What to do → Only the number is wanted: how many lines contain the string "negative"?

——

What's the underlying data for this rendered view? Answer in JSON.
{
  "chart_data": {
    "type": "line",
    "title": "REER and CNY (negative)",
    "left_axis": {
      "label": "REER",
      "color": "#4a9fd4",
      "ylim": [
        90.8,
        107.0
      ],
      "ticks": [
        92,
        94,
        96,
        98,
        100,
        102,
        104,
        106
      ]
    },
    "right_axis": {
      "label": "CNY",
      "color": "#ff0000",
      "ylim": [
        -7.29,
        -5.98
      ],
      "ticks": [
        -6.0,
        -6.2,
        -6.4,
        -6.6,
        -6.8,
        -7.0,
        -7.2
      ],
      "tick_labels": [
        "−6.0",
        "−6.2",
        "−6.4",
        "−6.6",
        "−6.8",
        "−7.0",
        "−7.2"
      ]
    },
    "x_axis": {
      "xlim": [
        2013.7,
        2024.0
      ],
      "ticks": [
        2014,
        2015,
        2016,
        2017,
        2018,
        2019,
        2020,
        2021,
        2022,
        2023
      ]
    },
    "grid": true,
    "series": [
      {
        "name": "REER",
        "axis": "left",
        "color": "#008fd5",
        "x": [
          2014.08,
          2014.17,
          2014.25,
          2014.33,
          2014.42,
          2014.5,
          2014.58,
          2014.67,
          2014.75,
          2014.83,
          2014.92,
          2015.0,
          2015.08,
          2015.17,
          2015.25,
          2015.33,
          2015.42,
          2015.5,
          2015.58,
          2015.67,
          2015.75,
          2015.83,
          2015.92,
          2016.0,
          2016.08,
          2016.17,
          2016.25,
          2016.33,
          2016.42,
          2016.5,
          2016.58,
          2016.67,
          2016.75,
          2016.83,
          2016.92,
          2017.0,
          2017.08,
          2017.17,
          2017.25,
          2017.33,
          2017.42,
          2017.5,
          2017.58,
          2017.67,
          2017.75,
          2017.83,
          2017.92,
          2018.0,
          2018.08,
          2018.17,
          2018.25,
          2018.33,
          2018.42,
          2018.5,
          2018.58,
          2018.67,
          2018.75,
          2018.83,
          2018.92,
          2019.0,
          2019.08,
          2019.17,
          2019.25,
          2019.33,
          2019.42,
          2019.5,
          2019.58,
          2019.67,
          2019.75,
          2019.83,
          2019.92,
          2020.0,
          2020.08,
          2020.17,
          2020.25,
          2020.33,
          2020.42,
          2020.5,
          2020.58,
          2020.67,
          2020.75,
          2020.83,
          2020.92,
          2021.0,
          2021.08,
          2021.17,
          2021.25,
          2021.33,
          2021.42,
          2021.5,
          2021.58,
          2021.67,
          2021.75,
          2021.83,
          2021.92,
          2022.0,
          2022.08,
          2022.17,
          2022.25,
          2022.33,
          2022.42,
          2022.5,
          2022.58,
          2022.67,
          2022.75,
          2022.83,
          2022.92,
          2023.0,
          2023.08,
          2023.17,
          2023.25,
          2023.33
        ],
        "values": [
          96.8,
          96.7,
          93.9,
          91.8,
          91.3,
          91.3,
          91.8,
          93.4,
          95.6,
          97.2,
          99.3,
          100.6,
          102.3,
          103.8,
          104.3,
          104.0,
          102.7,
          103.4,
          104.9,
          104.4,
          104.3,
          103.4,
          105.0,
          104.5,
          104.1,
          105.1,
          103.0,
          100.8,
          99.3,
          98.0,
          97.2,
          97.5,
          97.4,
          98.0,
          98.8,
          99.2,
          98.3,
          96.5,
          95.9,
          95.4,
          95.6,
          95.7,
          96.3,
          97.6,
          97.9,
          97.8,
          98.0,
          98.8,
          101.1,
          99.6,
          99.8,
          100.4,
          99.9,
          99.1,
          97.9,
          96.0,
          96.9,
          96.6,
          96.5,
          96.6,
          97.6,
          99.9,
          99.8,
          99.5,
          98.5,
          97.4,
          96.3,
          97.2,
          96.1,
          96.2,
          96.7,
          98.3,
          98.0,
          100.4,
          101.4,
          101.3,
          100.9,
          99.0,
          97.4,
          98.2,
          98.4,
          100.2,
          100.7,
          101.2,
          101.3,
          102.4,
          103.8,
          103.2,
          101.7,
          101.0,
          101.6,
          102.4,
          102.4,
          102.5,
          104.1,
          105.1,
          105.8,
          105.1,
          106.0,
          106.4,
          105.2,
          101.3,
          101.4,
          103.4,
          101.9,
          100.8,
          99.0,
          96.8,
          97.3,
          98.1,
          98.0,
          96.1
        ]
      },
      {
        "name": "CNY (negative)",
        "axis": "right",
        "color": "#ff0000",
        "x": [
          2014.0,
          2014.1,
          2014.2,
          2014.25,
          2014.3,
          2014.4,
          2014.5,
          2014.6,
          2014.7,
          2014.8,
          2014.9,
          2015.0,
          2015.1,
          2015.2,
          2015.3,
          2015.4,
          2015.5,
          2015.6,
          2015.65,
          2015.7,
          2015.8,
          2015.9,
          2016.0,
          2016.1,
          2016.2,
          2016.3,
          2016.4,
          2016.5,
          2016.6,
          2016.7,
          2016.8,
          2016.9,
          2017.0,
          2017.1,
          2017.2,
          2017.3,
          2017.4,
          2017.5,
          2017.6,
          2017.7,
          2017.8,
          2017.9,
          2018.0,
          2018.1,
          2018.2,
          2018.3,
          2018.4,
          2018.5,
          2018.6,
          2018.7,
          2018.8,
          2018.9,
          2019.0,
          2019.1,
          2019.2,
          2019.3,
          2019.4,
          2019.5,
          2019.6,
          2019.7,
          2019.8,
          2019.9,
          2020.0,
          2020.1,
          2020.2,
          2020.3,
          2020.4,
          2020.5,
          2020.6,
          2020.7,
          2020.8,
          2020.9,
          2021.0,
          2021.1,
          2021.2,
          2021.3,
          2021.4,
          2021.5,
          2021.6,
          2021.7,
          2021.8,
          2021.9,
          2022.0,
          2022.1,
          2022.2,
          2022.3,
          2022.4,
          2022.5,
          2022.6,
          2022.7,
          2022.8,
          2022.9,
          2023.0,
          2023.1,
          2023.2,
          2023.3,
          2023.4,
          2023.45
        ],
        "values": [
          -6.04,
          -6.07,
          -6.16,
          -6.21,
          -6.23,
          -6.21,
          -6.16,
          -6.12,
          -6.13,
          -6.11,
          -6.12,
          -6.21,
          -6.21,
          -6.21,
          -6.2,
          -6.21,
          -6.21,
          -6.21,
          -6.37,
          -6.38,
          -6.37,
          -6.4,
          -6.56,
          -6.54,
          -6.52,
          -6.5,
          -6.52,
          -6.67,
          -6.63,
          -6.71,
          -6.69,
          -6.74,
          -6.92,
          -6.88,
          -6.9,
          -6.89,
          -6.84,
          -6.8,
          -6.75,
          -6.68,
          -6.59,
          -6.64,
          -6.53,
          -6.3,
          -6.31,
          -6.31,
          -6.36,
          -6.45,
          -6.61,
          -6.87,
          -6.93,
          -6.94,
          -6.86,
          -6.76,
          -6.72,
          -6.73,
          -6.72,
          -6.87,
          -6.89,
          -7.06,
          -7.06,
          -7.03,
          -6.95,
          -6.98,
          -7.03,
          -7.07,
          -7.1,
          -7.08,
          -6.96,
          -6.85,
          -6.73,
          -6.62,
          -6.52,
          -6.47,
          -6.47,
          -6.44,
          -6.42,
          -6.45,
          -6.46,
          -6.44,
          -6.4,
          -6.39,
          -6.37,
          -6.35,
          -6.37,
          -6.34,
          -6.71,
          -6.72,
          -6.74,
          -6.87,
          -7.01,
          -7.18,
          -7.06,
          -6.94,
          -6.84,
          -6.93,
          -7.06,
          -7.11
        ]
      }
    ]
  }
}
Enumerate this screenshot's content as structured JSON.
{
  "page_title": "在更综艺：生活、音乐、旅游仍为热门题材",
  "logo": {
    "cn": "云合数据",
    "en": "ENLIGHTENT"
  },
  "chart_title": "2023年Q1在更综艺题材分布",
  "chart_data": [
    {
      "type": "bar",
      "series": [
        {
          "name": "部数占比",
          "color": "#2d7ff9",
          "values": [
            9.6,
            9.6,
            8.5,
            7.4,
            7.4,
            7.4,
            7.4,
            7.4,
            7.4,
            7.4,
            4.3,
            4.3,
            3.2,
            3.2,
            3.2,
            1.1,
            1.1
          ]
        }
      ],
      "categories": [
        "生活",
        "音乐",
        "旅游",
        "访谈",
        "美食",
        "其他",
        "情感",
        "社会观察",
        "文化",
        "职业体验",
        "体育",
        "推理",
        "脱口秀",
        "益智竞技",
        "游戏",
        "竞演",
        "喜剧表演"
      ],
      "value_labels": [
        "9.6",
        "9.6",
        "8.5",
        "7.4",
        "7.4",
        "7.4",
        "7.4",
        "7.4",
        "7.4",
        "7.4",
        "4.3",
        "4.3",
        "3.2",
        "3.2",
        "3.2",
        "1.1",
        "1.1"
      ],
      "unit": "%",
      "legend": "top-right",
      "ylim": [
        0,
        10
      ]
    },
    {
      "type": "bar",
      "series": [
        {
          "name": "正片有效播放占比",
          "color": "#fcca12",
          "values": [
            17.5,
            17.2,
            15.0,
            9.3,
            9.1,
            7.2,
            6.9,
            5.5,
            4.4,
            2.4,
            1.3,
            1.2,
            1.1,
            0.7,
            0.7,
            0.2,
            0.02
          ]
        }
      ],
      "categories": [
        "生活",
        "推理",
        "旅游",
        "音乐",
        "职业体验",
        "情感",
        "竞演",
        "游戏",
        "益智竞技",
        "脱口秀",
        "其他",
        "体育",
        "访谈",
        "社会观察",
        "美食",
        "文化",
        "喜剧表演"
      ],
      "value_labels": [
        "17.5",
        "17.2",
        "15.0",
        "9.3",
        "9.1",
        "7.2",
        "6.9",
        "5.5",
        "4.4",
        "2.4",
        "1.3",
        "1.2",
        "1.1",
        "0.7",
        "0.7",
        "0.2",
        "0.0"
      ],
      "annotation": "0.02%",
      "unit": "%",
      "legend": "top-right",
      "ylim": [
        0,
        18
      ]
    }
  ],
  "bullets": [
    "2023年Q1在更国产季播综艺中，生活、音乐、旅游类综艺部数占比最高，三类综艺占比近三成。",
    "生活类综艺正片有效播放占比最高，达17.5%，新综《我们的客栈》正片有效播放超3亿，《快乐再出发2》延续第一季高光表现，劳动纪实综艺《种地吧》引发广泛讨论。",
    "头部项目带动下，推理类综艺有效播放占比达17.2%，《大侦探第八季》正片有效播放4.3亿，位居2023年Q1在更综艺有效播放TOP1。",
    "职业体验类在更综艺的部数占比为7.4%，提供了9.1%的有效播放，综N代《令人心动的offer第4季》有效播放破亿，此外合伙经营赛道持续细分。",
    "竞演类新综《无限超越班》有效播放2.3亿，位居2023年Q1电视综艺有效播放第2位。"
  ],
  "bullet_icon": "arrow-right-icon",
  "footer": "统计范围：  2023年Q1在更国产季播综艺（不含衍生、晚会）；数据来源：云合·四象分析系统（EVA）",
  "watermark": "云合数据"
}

——

Reply to the task → 2